__WHAT IS ASKED__. What follows is a listing; give it again exactly, in its entirety.

__GIVEN DATA__.
▶
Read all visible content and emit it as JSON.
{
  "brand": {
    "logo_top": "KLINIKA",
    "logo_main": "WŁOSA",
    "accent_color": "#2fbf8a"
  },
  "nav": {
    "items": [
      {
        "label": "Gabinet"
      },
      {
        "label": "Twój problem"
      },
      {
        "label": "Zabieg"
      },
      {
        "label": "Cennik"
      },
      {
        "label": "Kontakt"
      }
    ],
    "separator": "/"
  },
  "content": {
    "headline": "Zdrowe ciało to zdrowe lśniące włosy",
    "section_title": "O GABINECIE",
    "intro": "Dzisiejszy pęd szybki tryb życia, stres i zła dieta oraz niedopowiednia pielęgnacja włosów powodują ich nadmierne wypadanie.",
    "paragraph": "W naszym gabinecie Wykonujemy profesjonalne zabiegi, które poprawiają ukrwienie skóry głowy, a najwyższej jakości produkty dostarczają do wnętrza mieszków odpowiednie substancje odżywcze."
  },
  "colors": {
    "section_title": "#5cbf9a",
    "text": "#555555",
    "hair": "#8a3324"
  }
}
◀
__ANSWER TO THIS TASK__.
Read all visible content and emit it as JSON.
{
  "brand": {
    "logo_top": "KLINIKA",
    "logo_main": "WŁOSA",
    "accent_color": "#2fbf8a"
  },
  "nav": {
    "items": [
      {
        "label": "Gabinet"
      },
      {
        "label": "Twój problem"
      },
      {
        "label": "Zabieg"
      },
      {
        "label": "Cennik"
      },
      {
        "label": "Kontakt"
      }
    ],
    "separator": "/"
  },
  "content": {
    "headline": "Zdrowe ciało to zdrowe lśniące włosy",
    "section_title": "O GABINECIE",
    "intro": "Dzisiejszy pęd szybki tryb życia, stres i zła dieta oraz niedopowiednia pielęgnacja włosów powodują ich nadmierne wypadanie.",
    "paragraph": "W naszym gabinecie Wykonujemy profesjonalne zabiegi, które poprawiają ukrwienie skóry głowy, a najwyższej jakości produkty dostarczają do wnętrza mieszków odpowiednie substancje odżywcze."
  },
  "colors": {
    "section_title": "#5cbf9a",
    "text": "#555555",
    "hair": "#8a3324"
  }
}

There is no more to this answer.